◆ PROBLEM TO WORK ON: All entries are to be quoted exactly; the images stay out of the copy.

## BEGIN

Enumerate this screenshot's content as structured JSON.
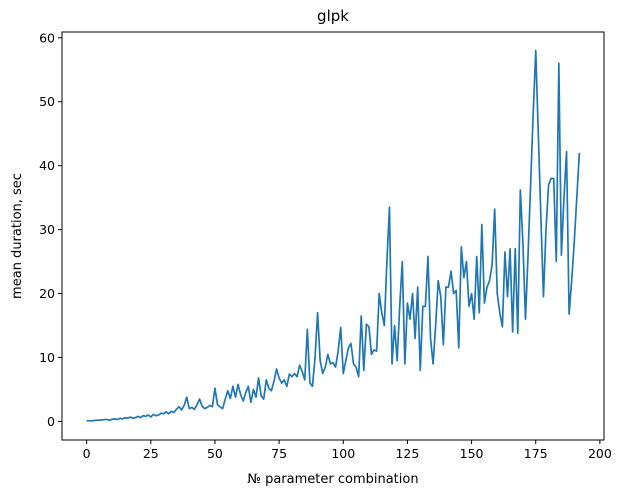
{
  "chart_data": {
    "type": "line",
    "title": "glpk",
    "x_label": "№ parameter combination",
    "y_label": "mean duration, sec",
    "x": [
      0,
      1,
      2,
      3,
      4,
      5,
      6,
      7,
      8,
      9,
      10,
      11,
      12,
      13,
      14,
      15,
      16,
      17,
      18,
      19,
      20,
      21,
      22,
      23,
      24,
      25,
      26,
      27,
      28,
      29,
      30,
      31,
      32,
      33,
      34,
      35,
      36,
      37,
      38,
      39,
      40,
      41,
      42,
      43,
      44,
      45,
      46,
      47,
      48,
      49,
      50,
      51,
      52,
      53,
      54,
      55,
      56,
      57,
      58,
      59,
      60,
      61,
      62,
      63,
      64,
      65,
      66,
      67,
      68,
      69,
      70,
      71,
      72,
      73,
      74,
      75,
      76,
      77,
      78,
      79,
      80,
      81,
      82,
      83,
      84,
      85,
      86,
      87,
      88,
      89,
      90,
      91,
      92,
      93,
      94,
      95,
      96,
      97,
      98,
      99,
      100,
      101,
      102,
      103,
      104,
      105,
      106,
      107,
      108,
      109,
      110,
      111,
      112,
      113,
      114,
      115,
      116,
      117,
      118,
      119,
      120,
      121,
      122,
      123,
      124,
      125,
      126,
      127,
      128,
      129,
      130,
      131,
      132,
      133,
      134,
      135,
      136,
      137,
      138,
      139,
      140,
      141,
      142,
      143,
      144,
      145,
      146,
      147,
      148,
      149,
      150,
      151,
      152,
      153,
      154,
      155,
      156,
      157,
      158,
      159,
      160,
      161,
      162,
      163,
      164,
      165,
      166,
      167,
      168,
      169,
      170,
      171,
      172,
      173,
      174,
      175,
      176,
      177,
      178,
      179,
      180,
      181,
      182,
      183,
      184,
      185,
      186,
      187,
      188,
      189,
      190,
      191,
      192
    ],
    "series": [
      {
        "color": "#1f77b4",
        "values": [
          0.1,
          0.1,
          0.1,
          0.15,
          0.2,
          0.2,
          0.25,
          0.3,
          0.3,
          0.2,
          0.35,
          0.4,
          0.3,
          0.5,
          0.4,
          0.6,
          0.5,
          0.7,
          0.5,
          0.6,
          0.8,
          0.6,
          0.9,
          0.8,
          1.0,
          0.7,
          1.1,
          0.9,
          1.0,
          1.3,
          1.2,
          1.5,
          1.2,
          1.6,
          1.4,
          1.9,
          2.3,
          1.8,
          2.5,
          3.8,
          2.0,
          2.2,
          1.9,
          2.6,
          3.5,
          2.4,
          2.0,
          2.2,
          2.5,
          2.3,
          5.2,
          2.6,
          2.3,
          2.0,
          3.5,
          4.8,
          3.6,
          5.5,
          3.8,
          5.8,
          4.2,
          3.2,
          4.5,
          5.5,
          3.0,
          5.0,
          3.8,
          6.8,
          4.0,
          3.5,
          6.5,
          5.2,
          4.8,
          6.3,
          8.2,
          6.8,
          6.0,
          6.5,
          5.5,
          7.4,
          7.0,
          7.5,
          7.0,
          8.8,
          7.8,
          6.5,
          14.4,
          6.0,
          5.5,
          10.0,
          17.0,
          9.5,
          7.5,
          8.5,
          10.5,
          9.0,
          9.2,
          8.5,
          11.0,
          14.7,
          7.5,
          9.5,
          11.5,
          12.2,
          9.0,
          8.5,
          7.0,
          16.5,
          8.0,
          15.2,
          14.8,
          10.5,
          11.2,
          11.0,
          20.0,
          17.0,
          15.0,
          25.0,
          33.5,
          9.0,
          15.0,
          9.5,
          18.0,
          25.0,
          9.0,
          18.5,
          16.0,
          20.0,
          13.0,
          21.0,
          8.0,
          18.0,
          18.0,
          25.8,
          13.0,
          9.0,
          15.0,
          22.0,
          19.5,
          12.0,
          21.0,
          21.0,
          23.5,
          20.0,
          20.5,
          11.5,
          27.3,
          22.5,
          25.0,
          18.0,
          20.0,
          16.0,
          25.8,
          17.0,
          30.8,
          18.5,
          21.0,
          22.0,
          24.5,
          33.2,
          20.0,
          17.0,
          14.8,
          26.5,
          19.5,
          27.0,
          14.0,
          27.0,
          13.8,
          36.2,
          28.0,
          16.0,
          26.0,
          37.0,
          48.0,
          58.0,
          45.0,
          32.0,
          19.5,
          30.0,
          37.0,
          38.0,
          38.0,
          25.0,
          56.0,
          26.0,
          35.0,
          42.2,
          16.8,
          22.0,
          28.0,
          35.0,
          42.0
        ]
      }
    ],
    "xlim": [
      -9.6,
      201.6
    ],
    "ylim": [
      -2.9,
      60.9
    ],
    "xticks": [
      0,
      25,
      50,
      75,
      100,
      125,
      150,
      175,
      200
    ],
    "yticks": [
      0,
      10,
      20,
      30,
      40,
      50,
      60
    ]
  }
}
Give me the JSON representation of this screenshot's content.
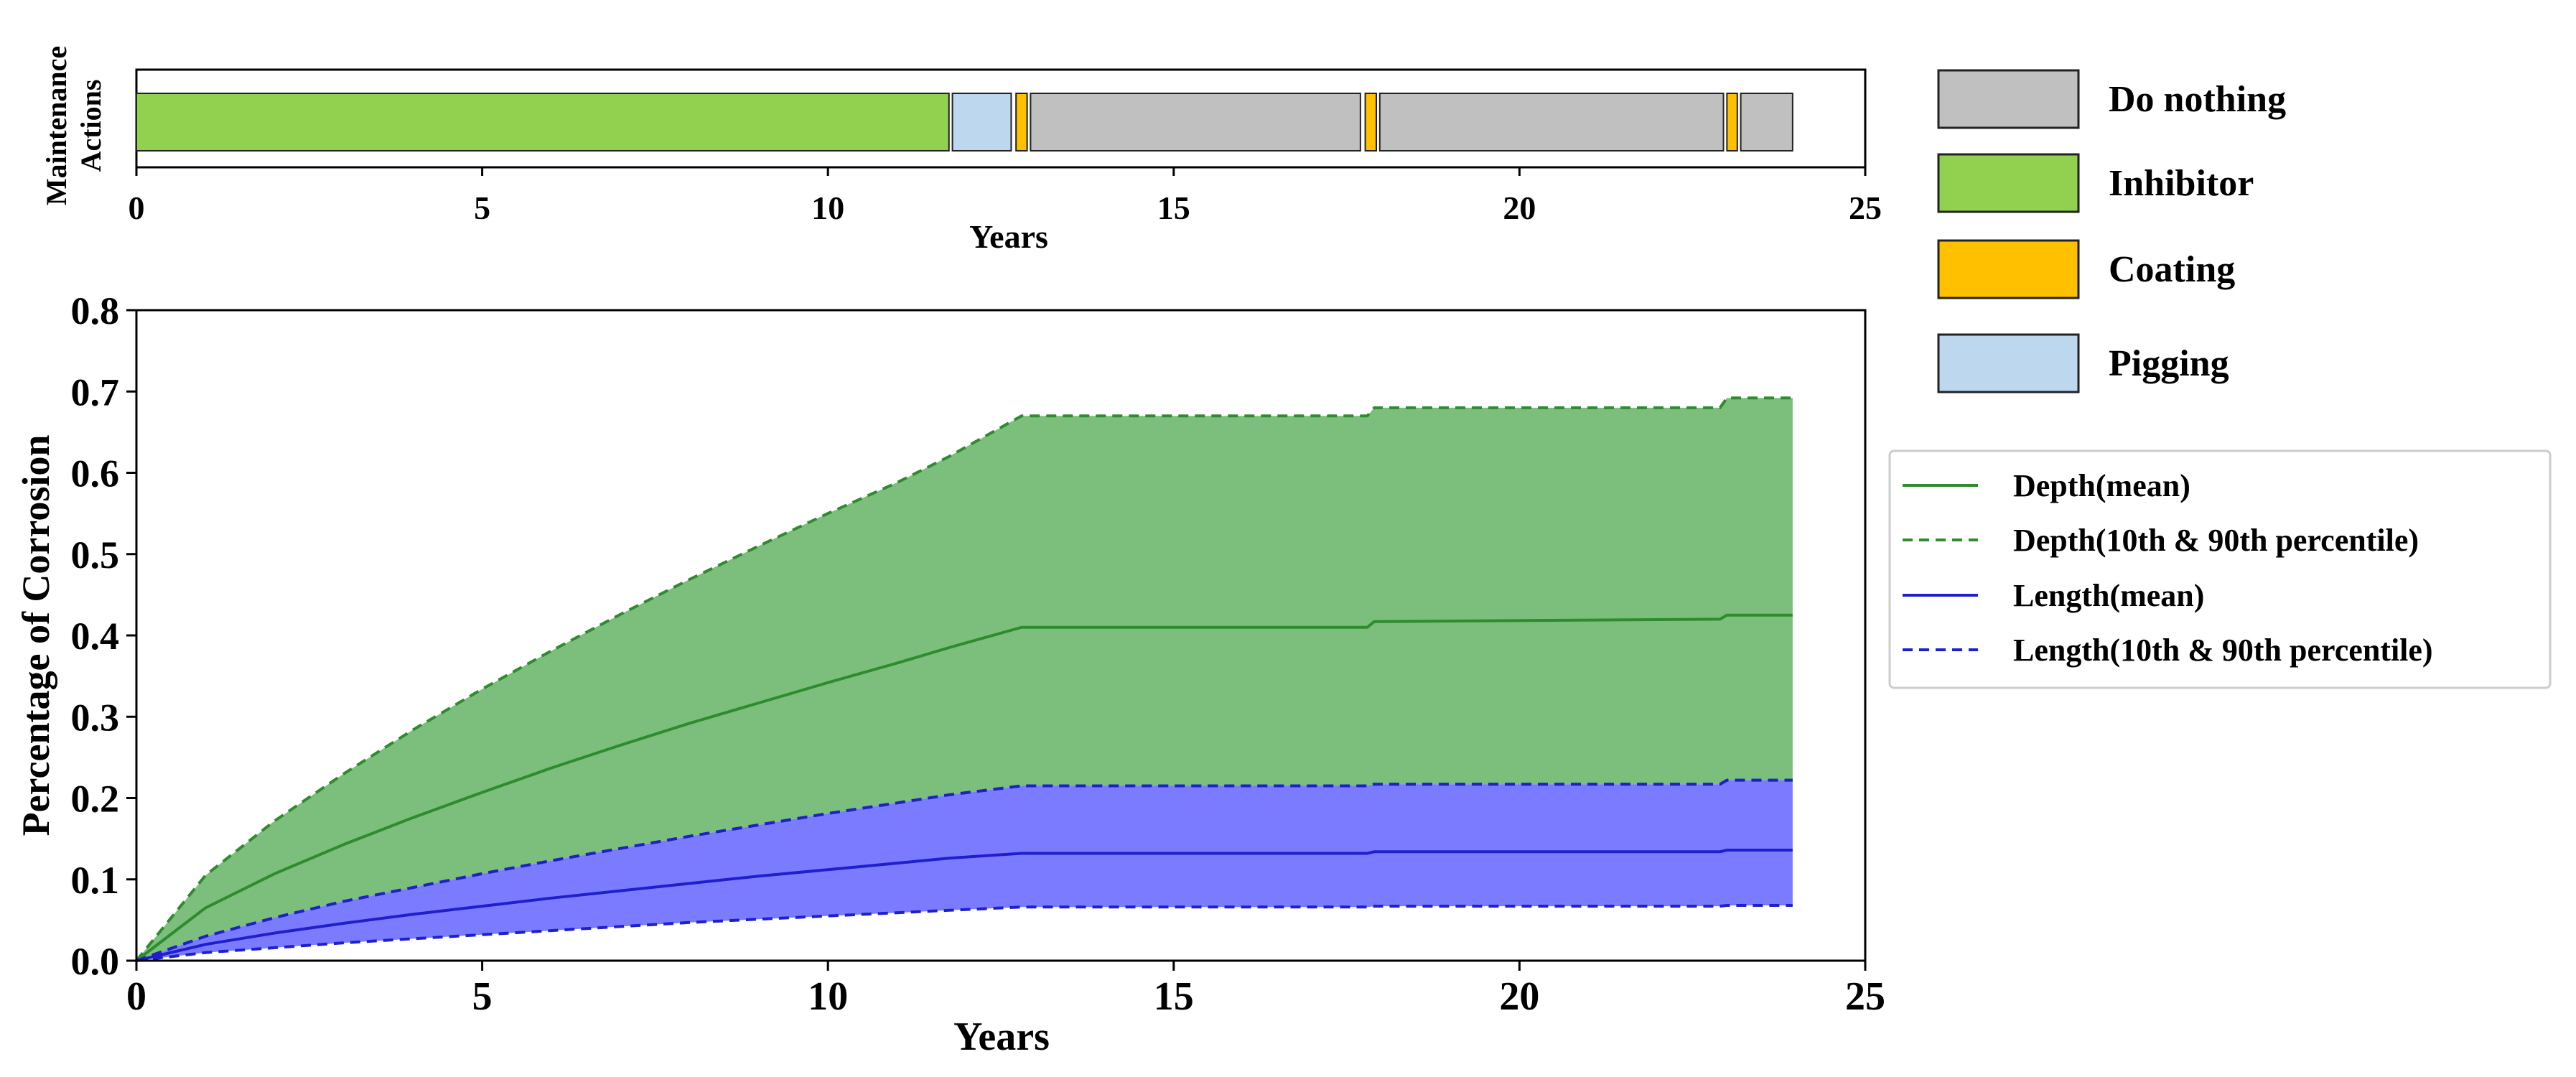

## END

◆ OUTPUT BELOW:
Enumerate this screenshot's content as structured JSON.
{
  "chart_data": {
    "type": "line",
    "title": "glpk",
    "x_label": "№ parameter combination",
    "y_label": "mean duration, sec",
    "x": [
      0,
      1,
      2,
      3,
      4,
      5,
      6,
      7,
      8,
      9,
      10,
      11,
      12,
      13,
      14,
      15,
      16,
      17,
      18,
      19,
      20,
      21,
      22,
      23,
      24,
      25,
      26,
      27,
      28,
      29,
      30,
      31,
      32,
      33,
      34,
      35,
      36,
      37,
      38,
      39,
      40,
      41,
      42,
      43,
      44,
      45,
      46,
      47,
      48,
      49,
      50,
      51,
      52,
      53,
      54,
      55,
      56,
      57,
      58,
      59,
      60,
      61,
      62,
      63,
      64,
      65,
      66,
      67,
      68,
      69,
      70,
      71,
      72,
      73,
      74,
      75,
      76,
      77,
      78,
      79,
      80,
      81,
      82,
      83,
      84,
      85,
      86,
      87,
      88,
      89,
      90,
      91,
      92,
      93,
      94,
      95,
      96,
      97,
      98,
      99,
      100,
      101,
      102,
      103,
      104,
      105,
      106,
      107,
      108,
      109,
      110,
      111,
      112,
      113,
      114,
      115,
      116,
      117,
      118,
      119,
      120,
      121,
      122,
      123,
      124,
      125,
      126,
      127,
      128,
      129,
      130,
      131,
      132,
      133,
      134,
      135,
      136,
      137,
      138,
      139,
      140,
      141,
      142,
      143,
      144,
      145,
      146,
      147,
      148,
      149,
      150,
      151,
      152,
      153,
      154,
      155,
      156,
      157,
      158,
      159,
      160,
      161,
      162,
      163,
      164,
      165,
      166,
      167,
      168,
      169,
      170,
      171,
      172,
      173,
      174,
      175,
      176,
      177,
      178,
      179,
      180,
      181,
      182,
      183,
      184,
      185,
      186,
      187,
      188,
      189,
      190,
      191,
      192
    ],
    "series": [
      {
        "color": "#1f77b4",
        "values": [
          0.1,
          0.1,
          0.1,
          0.15,
          0.2,
          0.2,
          0.25,
          0.3,
          0.3,
          0.2,
          0.35,
          0.4,
          0.3,
          0.5,
          0.4,
          0.6,
          0.5,
          0.7,
          0.5,
          0.6,
          0.8,
          0.6,
          0.9,
          0.8,
          1.0,
          0.7,
          1.1,
          0.9,
          1.0,
          1.3,
          1.2,
          1.5,
          1.2,
          1.6,
          1.4,
          1.9,
          2.3,
          1.8,
          2.5,
          3.8,
          2.0,
          2.2,
          1.9,
          2.6,
          3.5,
          2.4,
          2.0,
          2.2,
          2.5,
          2.3,
          5.2,
          2.6,
          2.3,
          2.0,
          3.5,
          4.8,
          3.6,
          5.5,
          3.8,
          5.8,
          4.2,
          3.2,
          4.5,
          5.5,
          3.0,
          5.0,
          3.8,
          6.8,
          4.0,
          3.5,
          6.5,
          5.2,
          4.8,
          6.3,
          8.2,
          6.8,
          6.0,
          6.5,
          5.5,
          7.4,
          7.0,
          7.5,
          7.0,
          8.8,
          7.8,
          6.5,
          14.4,
          6.0,
          5.5,
          10.0,
          17.0,
          9.5,
          7.5,
          8.5,
          10.5,
          9.0,
          9.2,
          8.5,
          11.0,
          14.7,
          7.5,
          9.5,
          11.5,
          12.2,
          9.0,
          8.5,
          7.0,
          16.5,
          8.0,
          15.2,
          14.8,
          10.5,
          11.2,
          11.0,
          20.0,
          17.0,
          15.0,
          25.0,
          33.5,
          9.0,
          15.0,
          9.5,
          18.0,
          25.0,
          9.0,
          18.5,
          16.0,
          20.0,
          13.0,
          21.0,
          8.0,
          18.0,
          18.0,
          25.8,
          13.0,
          9.0,
          15.0,
          22.0,
          19.5,
          12.0,
          21.0,
          21.0,
          23.5,
          20.0,
          20.5,
          11.5,
          27.3,
          22.5,
          25.0,
          18.0,
          20.0,
          16.0,
          25.8,
          17.0,
          30.8,
          18.5,
          21.0,
          22.0,
          24.5,
          33.2,
          20.0,
          17.0,
          14.8,
          26.5,
          19.5,
          27.0,
          14.0,
          27.0,
          13.8,
          36.2,
          28.0,
          16.0,
          26.0,
          37.0,
          48.0,
          58.0,
          45.0,
          32.0,
          19.5,
          30.0,
          37.0,
          38.0,
          38.0,
          25.0,
          56.0,
          26.0,
          35.0,
          42.2,
          16.8,
          22.0,
          28.0,
          35.0,
          42.0
        ]
      }
    ],
    "xlim": [
      -9.6,
      201.6
    ],
    "ylim": [
      -2.9,
      60.9
    ],
    "xticks": [
      0,
      25,
      50,
      75,
      100,
      125,
      150,
      175,
      200
    ],
    "yticks": [
      0,
      10,
      20,
      30,
      40,
      50,
      60
    ]
  }
}
Give me the JSON representation of this screenshot's content.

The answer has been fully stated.